━━━ Material supplied

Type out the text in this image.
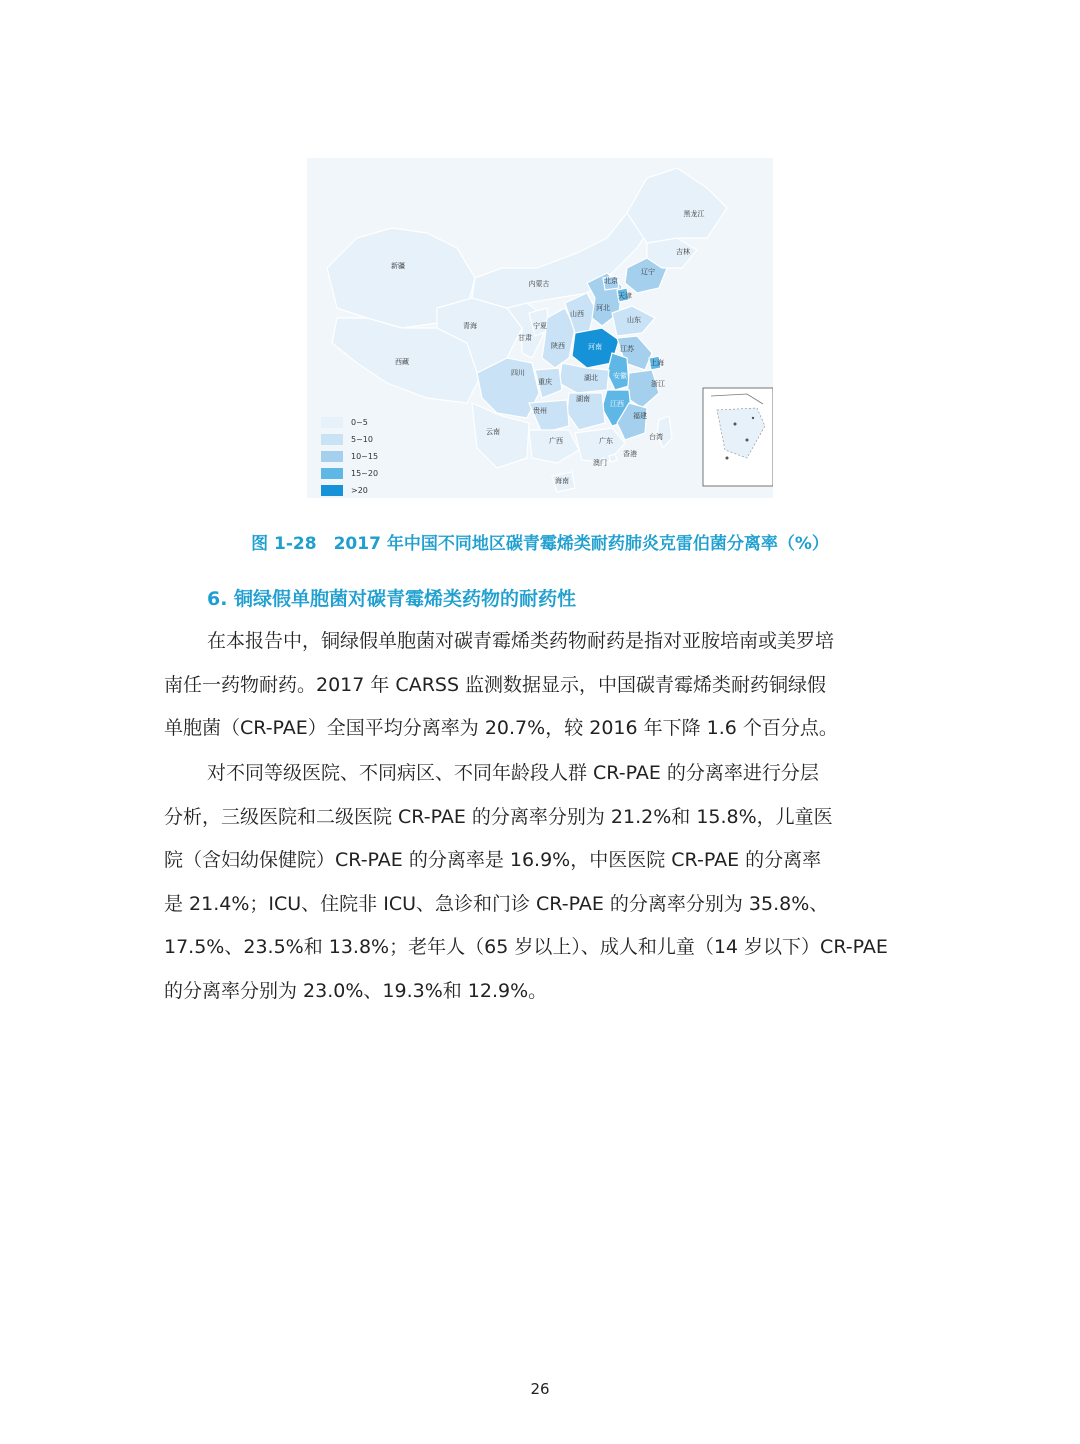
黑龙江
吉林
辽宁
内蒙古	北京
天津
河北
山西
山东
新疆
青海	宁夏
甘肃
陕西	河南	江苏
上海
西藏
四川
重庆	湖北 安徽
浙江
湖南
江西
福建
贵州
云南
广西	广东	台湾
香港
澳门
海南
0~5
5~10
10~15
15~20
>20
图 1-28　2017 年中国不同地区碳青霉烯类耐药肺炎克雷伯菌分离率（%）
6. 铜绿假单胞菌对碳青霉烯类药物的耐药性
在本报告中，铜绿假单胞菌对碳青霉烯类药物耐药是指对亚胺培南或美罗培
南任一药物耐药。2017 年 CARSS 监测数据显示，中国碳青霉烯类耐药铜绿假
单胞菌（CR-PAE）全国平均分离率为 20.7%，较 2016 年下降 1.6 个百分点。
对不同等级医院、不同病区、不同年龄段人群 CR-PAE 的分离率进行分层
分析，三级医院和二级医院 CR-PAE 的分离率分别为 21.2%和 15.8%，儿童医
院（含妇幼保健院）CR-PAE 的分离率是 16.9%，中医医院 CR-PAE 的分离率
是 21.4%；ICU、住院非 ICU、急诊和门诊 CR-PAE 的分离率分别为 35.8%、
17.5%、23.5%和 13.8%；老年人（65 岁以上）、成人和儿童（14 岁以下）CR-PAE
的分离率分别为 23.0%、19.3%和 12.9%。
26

━━━━━━
━━━ Material supplied

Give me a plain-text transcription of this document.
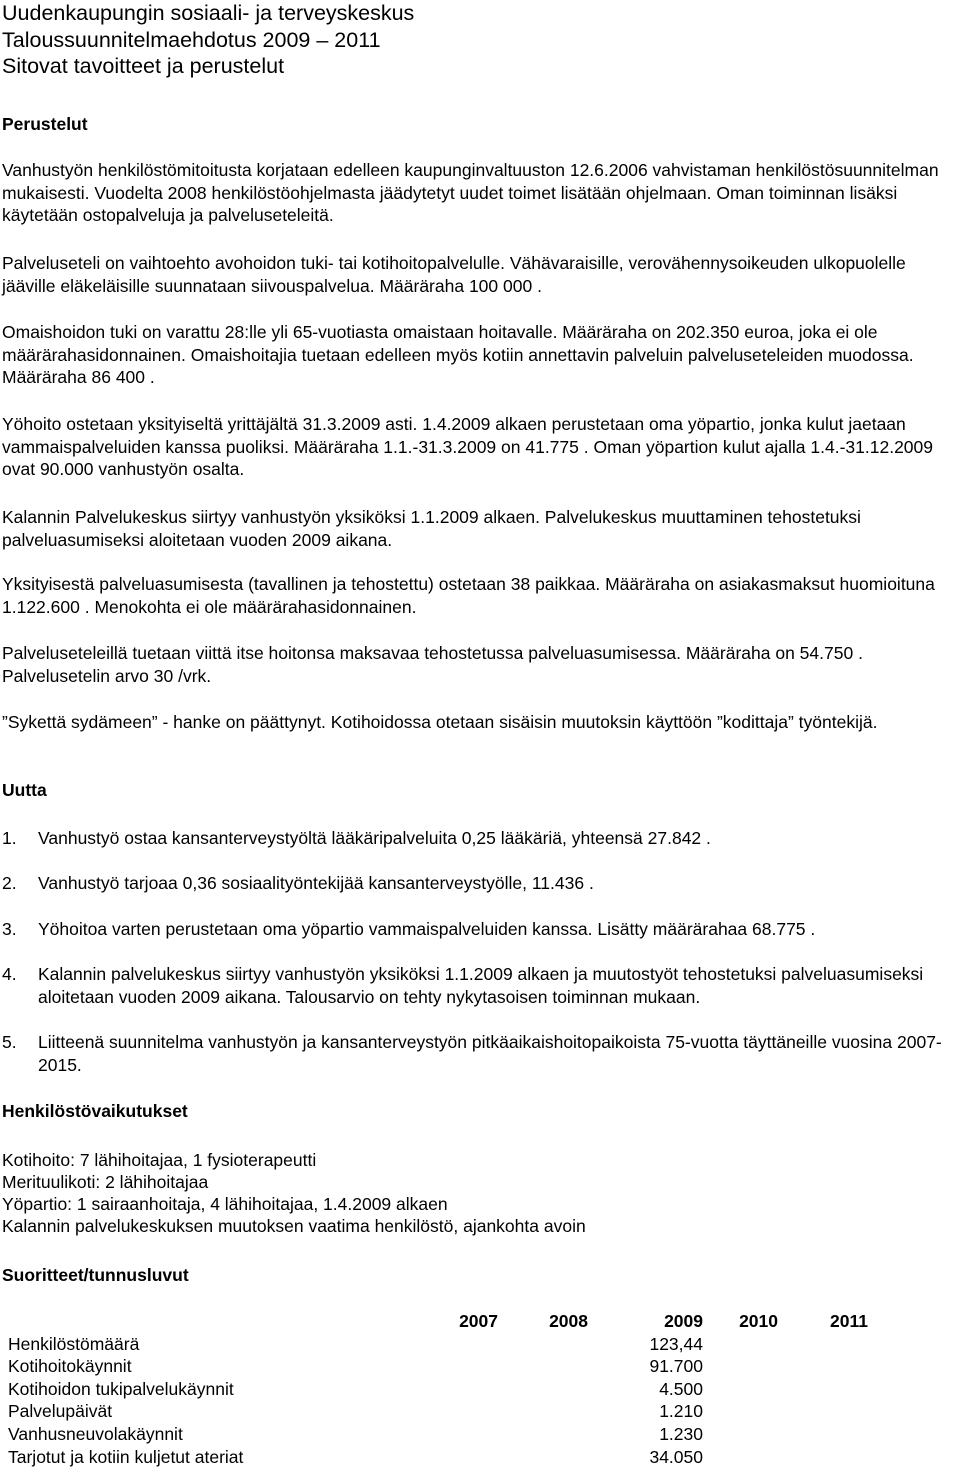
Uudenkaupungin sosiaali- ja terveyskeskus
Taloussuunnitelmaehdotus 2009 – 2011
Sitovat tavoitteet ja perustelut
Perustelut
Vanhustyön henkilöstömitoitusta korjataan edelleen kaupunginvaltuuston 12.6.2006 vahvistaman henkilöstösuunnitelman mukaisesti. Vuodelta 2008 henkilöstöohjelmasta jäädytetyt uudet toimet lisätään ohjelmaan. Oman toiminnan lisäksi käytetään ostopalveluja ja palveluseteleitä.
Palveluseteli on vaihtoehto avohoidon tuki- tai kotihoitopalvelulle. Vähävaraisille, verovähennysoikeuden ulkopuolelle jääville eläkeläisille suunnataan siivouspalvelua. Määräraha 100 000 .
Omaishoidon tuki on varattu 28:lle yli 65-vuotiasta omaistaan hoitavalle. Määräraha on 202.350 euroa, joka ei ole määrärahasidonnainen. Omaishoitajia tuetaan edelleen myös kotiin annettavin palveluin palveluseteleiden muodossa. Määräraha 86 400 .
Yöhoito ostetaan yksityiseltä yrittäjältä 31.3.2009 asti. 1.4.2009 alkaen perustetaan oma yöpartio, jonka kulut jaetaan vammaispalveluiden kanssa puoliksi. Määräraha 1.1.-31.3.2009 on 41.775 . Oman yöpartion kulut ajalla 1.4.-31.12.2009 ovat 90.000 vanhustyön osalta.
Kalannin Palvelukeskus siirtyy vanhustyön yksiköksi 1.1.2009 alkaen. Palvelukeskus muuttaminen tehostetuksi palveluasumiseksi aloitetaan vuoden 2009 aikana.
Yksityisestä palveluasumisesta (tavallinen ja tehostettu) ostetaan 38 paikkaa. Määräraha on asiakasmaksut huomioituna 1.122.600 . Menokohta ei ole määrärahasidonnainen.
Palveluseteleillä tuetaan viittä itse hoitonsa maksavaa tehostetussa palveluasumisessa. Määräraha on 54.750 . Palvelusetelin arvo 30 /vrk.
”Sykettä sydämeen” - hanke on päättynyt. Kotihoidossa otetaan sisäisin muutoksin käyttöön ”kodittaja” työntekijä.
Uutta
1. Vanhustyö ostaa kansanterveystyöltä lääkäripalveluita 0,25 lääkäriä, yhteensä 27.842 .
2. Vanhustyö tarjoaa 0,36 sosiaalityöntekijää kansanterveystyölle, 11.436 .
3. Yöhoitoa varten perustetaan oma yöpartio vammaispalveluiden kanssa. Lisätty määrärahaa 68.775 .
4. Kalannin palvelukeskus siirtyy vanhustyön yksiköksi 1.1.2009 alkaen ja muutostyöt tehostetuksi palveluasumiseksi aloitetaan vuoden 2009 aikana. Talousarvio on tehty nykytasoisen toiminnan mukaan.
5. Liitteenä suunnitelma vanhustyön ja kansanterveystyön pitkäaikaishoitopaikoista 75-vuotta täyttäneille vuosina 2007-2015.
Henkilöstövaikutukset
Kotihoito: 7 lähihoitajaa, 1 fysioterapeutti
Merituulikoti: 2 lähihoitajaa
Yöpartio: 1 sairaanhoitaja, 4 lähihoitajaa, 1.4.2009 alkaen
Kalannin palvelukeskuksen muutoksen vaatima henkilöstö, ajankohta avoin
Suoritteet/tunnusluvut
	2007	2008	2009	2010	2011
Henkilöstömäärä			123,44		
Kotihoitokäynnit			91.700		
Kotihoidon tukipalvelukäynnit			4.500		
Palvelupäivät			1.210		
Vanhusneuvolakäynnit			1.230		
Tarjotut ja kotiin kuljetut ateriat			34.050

━━━━━━
━━━ Material supplied

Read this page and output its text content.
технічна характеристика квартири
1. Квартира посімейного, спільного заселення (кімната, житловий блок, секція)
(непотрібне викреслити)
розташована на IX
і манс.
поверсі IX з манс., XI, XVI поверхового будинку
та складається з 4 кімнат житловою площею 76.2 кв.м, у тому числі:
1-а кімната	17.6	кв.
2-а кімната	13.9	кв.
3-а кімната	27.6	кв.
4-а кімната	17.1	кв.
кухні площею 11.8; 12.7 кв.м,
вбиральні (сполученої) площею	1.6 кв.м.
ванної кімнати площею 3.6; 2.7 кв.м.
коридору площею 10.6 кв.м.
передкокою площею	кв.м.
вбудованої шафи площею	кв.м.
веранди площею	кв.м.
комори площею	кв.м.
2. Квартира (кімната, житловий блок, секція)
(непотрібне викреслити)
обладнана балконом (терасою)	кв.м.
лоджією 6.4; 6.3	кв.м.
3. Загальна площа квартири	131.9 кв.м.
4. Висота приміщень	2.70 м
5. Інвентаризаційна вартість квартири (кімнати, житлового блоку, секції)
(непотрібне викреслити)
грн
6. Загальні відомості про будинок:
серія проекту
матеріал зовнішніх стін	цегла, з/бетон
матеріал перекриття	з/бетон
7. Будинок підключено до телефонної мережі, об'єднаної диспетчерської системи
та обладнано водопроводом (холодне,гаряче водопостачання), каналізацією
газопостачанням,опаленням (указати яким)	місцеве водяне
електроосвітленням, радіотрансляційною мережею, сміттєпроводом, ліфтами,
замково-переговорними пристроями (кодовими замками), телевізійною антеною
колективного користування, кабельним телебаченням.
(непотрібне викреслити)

━━━━━━

■ Brief ■
State how many lines of the records above contain the word "kanssa", and give only that number.

■ Solved exercise ■
2